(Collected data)
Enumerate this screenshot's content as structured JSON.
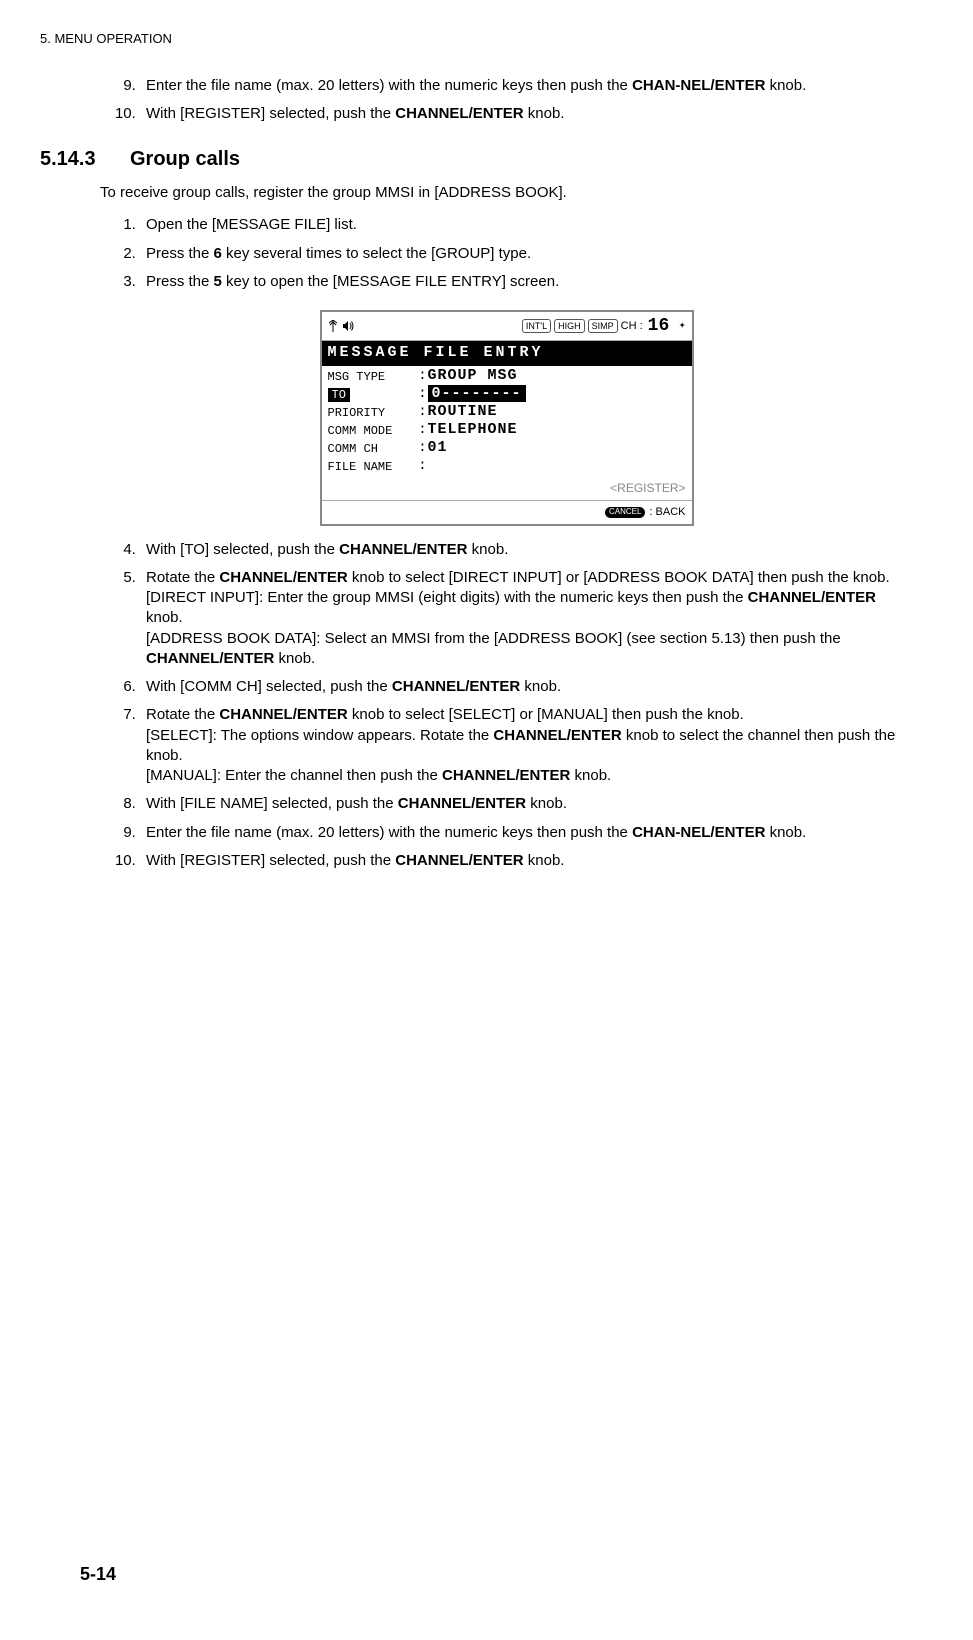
{
  "header": {
    "chapter": "5.  MENU OPERATION"
  },
  "pre_steps": [
    {
      "n": "9.",
      "html": "Enter the file name (max. 20 letters) with the numeric keys then push the <b>CHAN-NEL/ENTER</b> knob."
    },
    {
      "n": "10.",
      "html": "With [REGISTER] selected, push the <b>CHANNEL/ENTER</b> knob."
    }
  ],
  "section": {
    "number": "5.14.3",
    "title": "Group calls"
  },
  "intro": "To receive group calls, register the group MMSI in [ADDRESS BOOK].",
  "steps_a": [
    {
      "n": "1.",
      "html": "Open the [MESSAGE FILE] list."
    },
    {
      "n": "2.",
      "html": "Press the <b>6</b> key several times to select the [GROUP] type."
    },
    {
      "n": "3.",
      "html": "Press the <b>5</b> key to open the [MESSAGE FILE ENTRY] screen."
    }
  ],
  "screenshot": {
    "pills": [
      "INT'L",
      "HIGH",
      "SIMP"
    ],
    "ch_label": "CH :",
    "ch_num": "16",
    "title": "MESSAGE FILE ENTRY",
    "rows": [
      {
        "label": "MSG TYPE",
        "value": "GROUP MSG",
        "selected": false
      },
      {
        "label": "TO",
        "value": "0--------",
        "selected": true
      },
      {
        "label": "PRIORITY",
        "value": "ROUTINE",
        "selected": false
      },
      {
        "label": "COMM MODE",
        "value": "TELEPHONE",
        "selected": false
      },
      {
        "label": "COMM CH",
        "value": "01",
        "selected": false
      },
      {
        "label": "FILE NAME",
        "value": "",
        "selected": false
      }
    ],
    "register": "<REGISTER>",
    "cancel": "CANCEL",
    "back": ": BACK"
  },
  "steps_b": [
    {
      "n": "4.",
      "html": "With [TO] selected, push the <b>CHANNEL/ENTER</b> knob."
    },
    {
      "n": "5.",
      "html": "Rotate the <b>CHANNEL/ENTER</b> knob to select [DIRECT INPUT] or [ADDRESS BOOK DATA] then push the knob.<br>[DIRECT INPUT]: Enter the group MMSI (eight digits) with the numeric keys then push the <b>CHANNEL/ENTER</b> knob.<br>[ADDRESS BOOK DATA]: Select an MMSI from the [ADDRESS BOOK] (see section 5.13) then push the <b>CHANNEL/ENTER</b> knob."
    },
    {
      "n": "6.",
      "html": "With [COMM CH] selected, push the <b>CHANNEL/ENTER</b> knob."
    },
    {
      "n": "7.",
      "html": "Rotate the <b>CHANNEL/ENTER</b> knob to select [SELECT] or [MANUAL] then push the knob.<br>[SELECT]: The options window appears. Rotate the <b>CHANNEL/ENTER</b> knob to select the channel then push the knob.<br>[MANUAL]: Enter the channel then push the <b>CHANNEL/ENTER</b> knob."
    },
    {
      "n": "8.",
      "html": "With [FILE NAME] selected, push the <b>CHANNEL/ENTER</b> knob."
    },
    {
      "n": "9.",
      "html": "Enter the file name (max. 20 letters) with the numeric keys then push the <b>CHAN-NEL/ENTER</b> knob."
    },
    {
      "n": "10.",
      "html": "With [REGISTER] selected, push the <b>CHANNEL/ENTER</b> knob."
    }
  ],
  "page_number": "5-14"
}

▶ _Instructions to follow_
From the listing above, copy out each line where the word "calls" appears.

▶ _Task answer_
    "title": "Group calls"
  "intro": "To receive group calls, register the group MMSI in [ADDRESS BOOK].",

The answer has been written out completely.